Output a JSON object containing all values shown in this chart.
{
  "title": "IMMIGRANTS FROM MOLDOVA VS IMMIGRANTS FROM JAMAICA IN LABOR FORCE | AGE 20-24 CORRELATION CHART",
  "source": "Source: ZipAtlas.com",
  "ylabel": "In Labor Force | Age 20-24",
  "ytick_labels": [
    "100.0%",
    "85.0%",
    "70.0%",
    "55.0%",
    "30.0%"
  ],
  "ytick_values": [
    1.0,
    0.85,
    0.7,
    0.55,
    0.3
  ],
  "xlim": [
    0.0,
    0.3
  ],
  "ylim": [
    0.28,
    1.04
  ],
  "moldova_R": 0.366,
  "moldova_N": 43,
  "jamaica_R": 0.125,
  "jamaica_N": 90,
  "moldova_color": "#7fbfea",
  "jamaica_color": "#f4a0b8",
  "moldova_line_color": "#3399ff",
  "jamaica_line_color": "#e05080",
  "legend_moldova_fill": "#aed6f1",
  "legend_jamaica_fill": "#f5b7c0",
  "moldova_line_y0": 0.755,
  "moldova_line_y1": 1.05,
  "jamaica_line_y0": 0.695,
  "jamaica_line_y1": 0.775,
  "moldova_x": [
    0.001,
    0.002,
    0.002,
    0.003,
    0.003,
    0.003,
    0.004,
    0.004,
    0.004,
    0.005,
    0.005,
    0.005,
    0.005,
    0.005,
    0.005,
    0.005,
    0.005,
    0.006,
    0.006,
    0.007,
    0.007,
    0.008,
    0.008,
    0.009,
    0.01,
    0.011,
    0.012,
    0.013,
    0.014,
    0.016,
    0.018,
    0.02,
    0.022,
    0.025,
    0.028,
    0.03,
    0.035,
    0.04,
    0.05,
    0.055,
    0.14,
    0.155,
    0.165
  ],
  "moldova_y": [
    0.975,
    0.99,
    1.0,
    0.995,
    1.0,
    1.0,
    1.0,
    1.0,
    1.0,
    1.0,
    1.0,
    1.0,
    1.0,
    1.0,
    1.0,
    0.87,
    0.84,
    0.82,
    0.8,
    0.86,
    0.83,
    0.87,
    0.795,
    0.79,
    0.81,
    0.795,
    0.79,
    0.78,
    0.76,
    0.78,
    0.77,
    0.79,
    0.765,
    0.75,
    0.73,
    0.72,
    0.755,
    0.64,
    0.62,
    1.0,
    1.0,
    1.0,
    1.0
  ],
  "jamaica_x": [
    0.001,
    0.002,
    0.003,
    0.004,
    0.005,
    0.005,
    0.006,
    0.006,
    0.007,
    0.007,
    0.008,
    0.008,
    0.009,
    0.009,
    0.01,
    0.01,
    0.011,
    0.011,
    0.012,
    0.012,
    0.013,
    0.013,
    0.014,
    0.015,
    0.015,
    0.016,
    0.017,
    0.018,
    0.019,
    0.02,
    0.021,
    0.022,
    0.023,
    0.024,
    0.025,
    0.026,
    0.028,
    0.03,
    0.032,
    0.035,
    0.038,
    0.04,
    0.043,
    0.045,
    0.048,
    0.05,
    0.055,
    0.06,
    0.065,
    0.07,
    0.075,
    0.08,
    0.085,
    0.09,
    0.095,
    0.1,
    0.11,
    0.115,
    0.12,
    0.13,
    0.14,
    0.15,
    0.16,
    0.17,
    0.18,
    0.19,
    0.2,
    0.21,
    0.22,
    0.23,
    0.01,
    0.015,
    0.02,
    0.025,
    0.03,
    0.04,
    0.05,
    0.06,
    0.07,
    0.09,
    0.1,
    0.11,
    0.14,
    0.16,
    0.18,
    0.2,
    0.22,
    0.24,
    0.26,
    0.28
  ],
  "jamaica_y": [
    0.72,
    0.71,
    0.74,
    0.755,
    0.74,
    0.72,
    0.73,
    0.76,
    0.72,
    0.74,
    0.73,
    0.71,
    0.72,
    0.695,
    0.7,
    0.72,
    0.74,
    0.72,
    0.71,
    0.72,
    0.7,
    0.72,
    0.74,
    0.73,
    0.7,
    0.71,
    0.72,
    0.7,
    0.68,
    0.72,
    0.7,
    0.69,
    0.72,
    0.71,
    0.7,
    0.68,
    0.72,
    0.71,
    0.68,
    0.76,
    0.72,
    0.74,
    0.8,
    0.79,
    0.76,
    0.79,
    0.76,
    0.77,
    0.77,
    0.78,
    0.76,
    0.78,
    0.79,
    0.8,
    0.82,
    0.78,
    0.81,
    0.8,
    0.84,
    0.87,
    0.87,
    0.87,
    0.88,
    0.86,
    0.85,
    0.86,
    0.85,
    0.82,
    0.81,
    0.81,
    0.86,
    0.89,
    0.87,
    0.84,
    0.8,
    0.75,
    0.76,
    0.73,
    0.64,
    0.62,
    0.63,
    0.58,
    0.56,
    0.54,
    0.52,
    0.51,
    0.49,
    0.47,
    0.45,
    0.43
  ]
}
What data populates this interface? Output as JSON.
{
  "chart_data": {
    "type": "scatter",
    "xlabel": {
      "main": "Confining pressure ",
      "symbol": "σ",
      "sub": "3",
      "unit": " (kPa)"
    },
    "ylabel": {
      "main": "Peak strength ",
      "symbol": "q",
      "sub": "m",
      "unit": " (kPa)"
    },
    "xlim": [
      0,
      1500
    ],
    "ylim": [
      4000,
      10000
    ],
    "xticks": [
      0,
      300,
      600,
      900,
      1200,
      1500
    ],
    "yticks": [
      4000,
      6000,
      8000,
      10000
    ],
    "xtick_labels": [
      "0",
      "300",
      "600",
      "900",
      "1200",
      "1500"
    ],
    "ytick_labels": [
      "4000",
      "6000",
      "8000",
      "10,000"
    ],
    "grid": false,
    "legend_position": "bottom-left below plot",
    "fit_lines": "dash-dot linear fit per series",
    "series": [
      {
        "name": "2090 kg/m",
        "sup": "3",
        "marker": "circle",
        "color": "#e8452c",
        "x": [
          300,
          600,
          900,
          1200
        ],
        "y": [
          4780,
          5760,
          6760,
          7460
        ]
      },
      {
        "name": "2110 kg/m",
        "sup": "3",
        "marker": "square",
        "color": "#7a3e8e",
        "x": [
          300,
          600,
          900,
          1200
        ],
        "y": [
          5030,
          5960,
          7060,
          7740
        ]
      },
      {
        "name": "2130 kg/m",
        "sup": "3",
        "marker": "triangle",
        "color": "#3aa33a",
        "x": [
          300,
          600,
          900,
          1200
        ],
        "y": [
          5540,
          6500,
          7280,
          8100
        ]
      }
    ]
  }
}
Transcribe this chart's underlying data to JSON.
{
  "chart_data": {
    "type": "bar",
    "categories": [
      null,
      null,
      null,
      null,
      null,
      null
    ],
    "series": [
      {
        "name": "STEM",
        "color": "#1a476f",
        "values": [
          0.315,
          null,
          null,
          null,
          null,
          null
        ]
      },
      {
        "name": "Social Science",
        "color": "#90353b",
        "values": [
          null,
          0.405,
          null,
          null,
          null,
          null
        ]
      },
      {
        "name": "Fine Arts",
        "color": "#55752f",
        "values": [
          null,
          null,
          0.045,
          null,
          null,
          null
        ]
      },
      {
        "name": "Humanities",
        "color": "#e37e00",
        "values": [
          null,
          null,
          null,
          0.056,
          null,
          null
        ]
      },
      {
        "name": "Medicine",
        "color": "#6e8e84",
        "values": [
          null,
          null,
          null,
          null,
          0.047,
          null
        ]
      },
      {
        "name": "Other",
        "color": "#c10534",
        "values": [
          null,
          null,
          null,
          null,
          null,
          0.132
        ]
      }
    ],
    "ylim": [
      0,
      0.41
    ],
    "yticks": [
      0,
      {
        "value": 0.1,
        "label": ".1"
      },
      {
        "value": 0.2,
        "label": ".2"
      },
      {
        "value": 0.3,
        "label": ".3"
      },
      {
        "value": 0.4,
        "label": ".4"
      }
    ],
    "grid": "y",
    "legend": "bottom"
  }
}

○ ○ ○

◆ **Exercise details**: Where does the word "Output" appear? Return each line that holds it.

◆ **Result for this task**:
Output a JSON object containing all values shown in this chart.
What data populates this interface? Output as JSON.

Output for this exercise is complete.